■ Problem description: Please output the lines of the records word for word, from the start of the records through the line containing "zone-label-high-stage-1-hypertension: HIGH: STAGE", including both ends.

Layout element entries
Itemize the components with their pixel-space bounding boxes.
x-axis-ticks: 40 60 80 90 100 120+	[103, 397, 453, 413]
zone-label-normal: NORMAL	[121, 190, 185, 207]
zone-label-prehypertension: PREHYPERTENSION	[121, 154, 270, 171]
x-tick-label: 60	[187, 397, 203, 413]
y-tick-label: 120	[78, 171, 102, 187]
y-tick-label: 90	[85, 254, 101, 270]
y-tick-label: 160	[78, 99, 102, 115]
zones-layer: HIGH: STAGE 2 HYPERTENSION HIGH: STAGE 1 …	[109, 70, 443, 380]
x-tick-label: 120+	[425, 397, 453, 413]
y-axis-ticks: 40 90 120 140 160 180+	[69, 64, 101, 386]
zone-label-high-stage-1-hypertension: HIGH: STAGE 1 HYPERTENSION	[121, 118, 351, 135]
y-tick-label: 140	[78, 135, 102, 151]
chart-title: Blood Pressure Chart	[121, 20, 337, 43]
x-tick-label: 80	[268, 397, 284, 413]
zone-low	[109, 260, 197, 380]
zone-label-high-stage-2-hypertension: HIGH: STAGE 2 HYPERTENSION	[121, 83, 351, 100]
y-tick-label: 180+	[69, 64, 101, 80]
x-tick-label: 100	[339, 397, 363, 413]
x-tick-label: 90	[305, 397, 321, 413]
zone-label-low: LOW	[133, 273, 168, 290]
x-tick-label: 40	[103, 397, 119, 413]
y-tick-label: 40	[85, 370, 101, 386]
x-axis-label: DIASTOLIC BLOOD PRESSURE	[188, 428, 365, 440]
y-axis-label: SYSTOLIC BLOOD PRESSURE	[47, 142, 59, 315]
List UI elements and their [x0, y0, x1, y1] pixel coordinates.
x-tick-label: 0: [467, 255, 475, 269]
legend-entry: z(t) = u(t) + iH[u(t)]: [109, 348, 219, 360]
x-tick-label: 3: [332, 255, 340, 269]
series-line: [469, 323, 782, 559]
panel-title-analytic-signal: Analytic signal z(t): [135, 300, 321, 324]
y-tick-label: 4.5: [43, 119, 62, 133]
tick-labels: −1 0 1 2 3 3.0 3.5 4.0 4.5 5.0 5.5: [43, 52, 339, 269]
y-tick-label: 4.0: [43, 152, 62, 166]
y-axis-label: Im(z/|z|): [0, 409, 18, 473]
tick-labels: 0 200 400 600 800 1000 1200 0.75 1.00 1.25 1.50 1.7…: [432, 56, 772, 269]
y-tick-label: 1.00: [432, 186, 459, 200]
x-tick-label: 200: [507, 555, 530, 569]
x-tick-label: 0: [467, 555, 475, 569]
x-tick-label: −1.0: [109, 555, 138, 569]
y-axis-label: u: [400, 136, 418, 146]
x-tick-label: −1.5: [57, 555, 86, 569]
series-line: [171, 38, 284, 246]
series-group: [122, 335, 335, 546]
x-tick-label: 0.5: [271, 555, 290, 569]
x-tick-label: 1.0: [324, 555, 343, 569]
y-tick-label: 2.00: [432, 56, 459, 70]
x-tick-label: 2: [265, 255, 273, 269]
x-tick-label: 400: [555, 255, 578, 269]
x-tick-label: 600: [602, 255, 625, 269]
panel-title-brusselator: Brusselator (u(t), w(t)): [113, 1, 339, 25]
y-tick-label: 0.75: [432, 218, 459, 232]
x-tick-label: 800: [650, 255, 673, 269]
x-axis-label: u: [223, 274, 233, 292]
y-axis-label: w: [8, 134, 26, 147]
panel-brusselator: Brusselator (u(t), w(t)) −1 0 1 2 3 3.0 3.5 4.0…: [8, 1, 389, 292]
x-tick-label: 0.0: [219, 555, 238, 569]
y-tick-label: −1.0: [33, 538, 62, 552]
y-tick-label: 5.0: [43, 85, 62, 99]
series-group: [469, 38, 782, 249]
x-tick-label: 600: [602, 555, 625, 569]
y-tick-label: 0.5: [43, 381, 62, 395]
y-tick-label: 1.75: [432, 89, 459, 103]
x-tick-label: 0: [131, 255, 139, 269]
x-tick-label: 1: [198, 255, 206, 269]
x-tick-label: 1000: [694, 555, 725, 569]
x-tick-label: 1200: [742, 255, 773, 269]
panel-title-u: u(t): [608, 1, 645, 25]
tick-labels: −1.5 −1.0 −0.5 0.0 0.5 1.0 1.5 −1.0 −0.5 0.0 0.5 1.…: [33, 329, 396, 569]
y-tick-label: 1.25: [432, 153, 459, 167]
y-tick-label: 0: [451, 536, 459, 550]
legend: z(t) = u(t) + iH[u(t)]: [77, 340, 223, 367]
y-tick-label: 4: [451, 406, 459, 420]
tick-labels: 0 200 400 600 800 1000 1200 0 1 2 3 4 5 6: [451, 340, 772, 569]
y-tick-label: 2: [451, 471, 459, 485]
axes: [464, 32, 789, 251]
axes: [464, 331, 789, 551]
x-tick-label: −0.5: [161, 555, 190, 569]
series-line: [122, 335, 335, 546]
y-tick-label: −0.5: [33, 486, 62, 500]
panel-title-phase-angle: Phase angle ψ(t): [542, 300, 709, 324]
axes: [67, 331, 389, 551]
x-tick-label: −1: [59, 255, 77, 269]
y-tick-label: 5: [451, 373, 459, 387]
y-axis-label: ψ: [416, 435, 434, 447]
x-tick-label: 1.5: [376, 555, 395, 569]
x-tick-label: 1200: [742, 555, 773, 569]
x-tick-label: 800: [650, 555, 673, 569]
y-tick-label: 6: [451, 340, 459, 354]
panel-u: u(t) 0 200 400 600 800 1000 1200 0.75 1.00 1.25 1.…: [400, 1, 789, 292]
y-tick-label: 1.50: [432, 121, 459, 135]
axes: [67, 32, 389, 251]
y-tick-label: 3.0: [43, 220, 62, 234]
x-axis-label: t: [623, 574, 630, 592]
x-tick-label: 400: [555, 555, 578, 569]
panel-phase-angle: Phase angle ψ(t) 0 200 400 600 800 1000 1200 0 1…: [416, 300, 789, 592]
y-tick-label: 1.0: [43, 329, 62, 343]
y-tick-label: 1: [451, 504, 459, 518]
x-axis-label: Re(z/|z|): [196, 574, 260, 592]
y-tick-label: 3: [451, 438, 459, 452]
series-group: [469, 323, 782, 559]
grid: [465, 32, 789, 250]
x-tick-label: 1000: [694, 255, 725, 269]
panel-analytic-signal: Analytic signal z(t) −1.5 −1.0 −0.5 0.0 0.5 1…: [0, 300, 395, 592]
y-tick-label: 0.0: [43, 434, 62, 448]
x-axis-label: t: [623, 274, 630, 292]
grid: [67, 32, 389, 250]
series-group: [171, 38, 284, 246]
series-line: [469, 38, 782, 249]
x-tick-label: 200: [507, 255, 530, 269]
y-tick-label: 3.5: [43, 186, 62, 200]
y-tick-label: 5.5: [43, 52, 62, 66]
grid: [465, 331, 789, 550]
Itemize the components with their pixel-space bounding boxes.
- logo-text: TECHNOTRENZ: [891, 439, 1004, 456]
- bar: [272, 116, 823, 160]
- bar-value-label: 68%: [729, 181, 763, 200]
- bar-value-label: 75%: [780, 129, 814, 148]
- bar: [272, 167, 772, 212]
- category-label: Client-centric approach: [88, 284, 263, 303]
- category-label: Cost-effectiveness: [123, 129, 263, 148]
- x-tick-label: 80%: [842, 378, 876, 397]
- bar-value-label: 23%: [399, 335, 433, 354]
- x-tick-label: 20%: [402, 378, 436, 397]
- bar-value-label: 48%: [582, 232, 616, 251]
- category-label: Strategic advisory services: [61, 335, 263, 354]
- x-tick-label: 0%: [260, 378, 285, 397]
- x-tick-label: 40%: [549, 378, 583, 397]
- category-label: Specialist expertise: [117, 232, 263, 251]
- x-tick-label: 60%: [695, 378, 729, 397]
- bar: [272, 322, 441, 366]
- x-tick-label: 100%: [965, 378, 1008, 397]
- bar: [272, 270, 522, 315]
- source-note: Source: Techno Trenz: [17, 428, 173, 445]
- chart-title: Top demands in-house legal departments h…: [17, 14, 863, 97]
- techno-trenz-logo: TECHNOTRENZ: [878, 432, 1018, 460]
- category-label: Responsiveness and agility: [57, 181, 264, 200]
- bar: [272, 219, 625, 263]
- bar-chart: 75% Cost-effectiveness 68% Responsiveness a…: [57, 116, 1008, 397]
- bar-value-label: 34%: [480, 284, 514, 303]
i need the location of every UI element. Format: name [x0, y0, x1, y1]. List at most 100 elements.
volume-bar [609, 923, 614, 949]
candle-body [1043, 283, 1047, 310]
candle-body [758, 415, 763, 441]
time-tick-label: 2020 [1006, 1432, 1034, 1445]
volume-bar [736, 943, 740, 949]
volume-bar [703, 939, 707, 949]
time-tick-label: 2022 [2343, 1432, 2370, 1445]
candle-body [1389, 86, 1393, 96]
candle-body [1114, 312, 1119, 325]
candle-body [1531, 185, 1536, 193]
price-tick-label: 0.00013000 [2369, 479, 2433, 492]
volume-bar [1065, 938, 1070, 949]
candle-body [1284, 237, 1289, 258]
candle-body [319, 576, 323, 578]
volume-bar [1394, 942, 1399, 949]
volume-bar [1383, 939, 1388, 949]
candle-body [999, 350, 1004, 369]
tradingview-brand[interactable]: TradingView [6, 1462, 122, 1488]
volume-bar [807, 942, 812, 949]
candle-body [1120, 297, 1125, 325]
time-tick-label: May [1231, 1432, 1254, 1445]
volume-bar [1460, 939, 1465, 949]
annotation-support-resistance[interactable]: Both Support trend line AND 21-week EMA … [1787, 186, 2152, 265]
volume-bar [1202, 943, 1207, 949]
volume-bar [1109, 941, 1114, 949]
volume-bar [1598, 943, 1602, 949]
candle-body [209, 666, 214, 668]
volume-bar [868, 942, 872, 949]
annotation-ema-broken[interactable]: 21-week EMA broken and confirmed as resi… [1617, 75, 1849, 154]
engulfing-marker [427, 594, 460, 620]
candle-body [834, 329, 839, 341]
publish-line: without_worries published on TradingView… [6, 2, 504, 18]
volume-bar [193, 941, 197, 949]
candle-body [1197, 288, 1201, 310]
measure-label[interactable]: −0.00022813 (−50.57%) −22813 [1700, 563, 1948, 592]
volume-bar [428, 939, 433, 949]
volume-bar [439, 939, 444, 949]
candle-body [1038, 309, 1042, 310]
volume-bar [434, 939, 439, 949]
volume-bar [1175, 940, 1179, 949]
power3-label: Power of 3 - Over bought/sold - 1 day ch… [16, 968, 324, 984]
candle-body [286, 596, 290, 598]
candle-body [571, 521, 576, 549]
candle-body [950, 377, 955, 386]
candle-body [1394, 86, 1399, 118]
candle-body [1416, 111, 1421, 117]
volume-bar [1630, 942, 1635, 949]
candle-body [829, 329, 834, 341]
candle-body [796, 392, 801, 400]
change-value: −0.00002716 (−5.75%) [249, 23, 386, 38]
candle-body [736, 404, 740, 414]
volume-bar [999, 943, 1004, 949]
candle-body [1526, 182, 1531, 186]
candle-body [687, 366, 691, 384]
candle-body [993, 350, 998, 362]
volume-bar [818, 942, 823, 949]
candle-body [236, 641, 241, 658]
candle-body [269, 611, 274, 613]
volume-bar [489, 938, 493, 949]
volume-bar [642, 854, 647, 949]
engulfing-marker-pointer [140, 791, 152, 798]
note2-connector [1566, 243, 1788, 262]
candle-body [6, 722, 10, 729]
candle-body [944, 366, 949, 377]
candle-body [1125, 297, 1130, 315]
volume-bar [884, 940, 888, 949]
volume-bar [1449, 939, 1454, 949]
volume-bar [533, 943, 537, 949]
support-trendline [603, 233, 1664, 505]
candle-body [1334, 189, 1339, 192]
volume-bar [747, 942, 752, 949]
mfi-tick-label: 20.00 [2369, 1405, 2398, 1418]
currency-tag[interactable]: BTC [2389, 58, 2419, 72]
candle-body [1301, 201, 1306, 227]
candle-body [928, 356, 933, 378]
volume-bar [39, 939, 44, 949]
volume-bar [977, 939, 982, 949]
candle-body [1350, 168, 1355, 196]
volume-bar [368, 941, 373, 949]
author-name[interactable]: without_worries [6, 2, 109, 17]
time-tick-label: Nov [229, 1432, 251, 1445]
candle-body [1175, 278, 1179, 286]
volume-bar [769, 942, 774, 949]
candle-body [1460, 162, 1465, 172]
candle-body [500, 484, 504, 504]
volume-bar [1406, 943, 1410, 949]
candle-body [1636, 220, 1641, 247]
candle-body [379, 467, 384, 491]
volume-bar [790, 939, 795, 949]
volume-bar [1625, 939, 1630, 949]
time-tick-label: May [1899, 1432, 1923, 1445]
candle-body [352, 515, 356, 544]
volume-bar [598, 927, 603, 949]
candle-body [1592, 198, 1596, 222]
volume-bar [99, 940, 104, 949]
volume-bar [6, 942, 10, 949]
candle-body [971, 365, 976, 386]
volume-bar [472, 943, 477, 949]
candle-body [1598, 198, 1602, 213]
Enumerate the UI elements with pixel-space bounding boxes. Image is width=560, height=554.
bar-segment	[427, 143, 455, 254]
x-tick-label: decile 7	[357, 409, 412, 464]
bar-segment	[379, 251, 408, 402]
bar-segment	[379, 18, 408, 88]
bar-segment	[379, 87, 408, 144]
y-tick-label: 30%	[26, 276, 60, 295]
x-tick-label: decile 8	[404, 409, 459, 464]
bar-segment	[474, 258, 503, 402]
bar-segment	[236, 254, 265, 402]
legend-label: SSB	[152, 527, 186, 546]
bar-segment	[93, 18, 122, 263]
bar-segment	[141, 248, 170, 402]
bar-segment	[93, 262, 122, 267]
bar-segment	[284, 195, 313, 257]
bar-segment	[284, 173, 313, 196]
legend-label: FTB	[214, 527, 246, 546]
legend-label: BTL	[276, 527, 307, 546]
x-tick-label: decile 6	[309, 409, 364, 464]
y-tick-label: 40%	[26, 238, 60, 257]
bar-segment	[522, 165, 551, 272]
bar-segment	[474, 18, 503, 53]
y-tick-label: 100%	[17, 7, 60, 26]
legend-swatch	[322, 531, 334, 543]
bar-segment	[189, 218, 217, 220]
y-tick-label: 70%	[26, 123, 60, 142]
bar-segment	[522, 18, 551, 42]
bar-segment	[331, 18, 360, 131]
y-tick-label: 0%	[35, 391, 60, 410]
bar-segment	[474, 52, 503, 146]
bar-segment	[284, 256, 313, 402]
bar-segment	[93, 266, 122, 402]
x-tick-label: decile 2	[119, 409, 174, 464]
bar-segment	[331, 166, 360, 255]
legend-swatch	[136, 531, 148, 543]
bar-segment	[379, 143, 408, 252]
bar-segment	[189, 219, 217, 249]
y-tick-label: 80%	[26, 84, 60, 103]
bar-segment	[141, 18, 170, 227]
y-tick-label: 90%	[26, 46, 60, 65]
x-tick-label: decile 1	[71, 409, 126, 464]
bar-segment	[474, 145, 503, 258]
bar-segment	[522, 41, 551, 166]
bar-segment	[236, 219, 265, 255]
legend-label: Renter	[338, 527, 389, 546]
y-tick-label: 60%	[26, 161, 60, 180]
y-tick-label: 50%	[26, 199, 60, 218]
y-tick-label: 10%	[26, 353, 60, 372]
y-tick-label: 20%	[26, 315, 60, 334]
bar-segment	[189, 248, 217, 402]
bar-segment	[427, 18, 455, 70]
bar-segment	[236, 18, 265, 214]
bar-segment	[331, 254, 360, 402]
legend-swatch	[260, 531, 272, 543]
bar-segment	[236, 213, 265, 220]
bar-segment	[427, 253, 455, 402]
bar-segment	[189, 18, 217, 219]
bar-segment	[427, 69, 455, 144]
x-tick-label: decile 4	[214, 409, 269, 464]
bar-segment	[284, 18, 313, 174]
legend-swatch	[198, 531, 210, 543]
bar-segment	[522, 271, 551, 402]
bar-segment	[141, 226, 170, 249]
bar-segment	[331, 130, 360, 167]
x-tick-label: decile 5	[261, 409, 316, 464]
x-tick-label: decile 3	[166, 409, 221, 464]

■ Response to this exercise:
Itemize the components with their pixel-space bounding boxes.
x-axis-ticks: 40 60 80 90 100 120+	[103, 397, 453, 413]
zone-label-normal: NORMAL	[121, 190, 185, 207]
zone-label-prehypertension: PREHYPERTENSION	[121, 154, 270, 171]
x-tick-label: 60	[187, 397, 203, 413]
y-tick-label: 120	[78, 171, 102, 187]
y-tick-label: 90	[85, 254, 101, 270]
y-tick-label: 160	[78, 99, 102, 115]
zones-layer: HIGH: STAGE 2 HYPERTENSION HIGH: STAGE 1 …	[109, 70, 443, 380]
x-tick-label: 120+	[425, 397, 453, 413]
y-axis-ticks: 40 90 120 140 160 180+	[69, 64, 101, 386]
zone-label-high-stage-1-hypertension: HIGH: STAGE 1 HYPERTENSION	[121, 118, 351, 135]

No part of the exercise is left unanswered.